• Stored dataset items:
+ + +

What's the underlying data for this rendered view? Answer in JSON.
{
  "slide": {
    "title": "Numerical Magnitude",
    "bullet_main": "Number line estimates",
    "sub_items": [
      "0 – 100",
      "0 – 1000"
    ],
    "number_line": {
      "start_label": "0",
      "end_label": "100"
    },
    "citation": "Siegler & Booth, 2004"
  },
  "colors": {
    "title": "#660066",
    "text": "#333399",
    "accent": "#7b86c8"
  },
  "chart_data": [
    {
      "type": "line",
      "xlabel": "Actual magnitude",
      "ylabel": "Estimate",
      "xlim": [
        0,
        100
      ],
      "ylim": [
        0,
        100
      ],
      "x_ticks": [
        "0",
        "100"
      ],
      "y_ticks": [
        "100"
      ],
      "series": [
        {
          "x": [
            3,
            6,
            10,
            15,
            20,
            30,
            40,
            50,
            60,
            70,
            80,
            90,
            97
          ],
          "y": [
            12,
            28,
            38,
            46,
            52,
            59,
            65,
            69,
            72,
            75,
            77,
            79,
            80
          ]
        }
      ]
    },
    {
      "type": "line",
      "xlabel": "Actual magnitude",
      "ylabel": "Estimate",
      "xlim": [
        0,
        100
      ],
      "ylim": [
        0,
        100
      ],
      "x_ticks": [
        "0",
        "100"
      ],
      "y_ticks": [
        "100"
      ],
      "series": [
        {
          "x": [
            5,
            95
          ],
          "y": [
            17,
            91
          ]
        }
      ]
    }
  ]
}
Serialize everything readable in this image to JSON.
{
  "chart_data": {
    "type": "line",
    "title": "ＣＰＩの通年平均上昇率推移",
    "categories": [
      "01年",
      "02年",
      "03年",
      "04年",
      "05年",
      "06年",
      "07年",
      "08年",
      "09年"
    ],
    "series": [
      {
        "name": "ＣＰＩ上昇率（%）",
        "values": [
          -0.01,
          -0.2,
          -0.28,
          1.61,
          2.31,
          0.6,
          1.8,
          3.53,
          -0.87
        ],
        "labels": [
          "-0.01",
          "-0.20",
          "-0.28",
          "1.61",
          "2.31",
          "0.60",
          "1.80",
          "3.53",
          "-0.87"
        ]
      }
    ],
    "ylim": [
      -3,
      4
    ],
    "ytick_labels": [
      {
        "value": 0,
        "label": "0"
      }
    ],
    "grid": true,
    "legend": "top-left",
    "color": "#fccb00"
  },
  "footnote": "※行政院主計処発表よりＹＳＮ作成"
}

+ + +

• Problem to solve: Show all lines from the listing above in which "title" appears.

• Exercise answer:
    "title": "Numerical Magnitude",
    "title": "#660066",
    "title": "ＣＰＩの通年平均上昇率推移",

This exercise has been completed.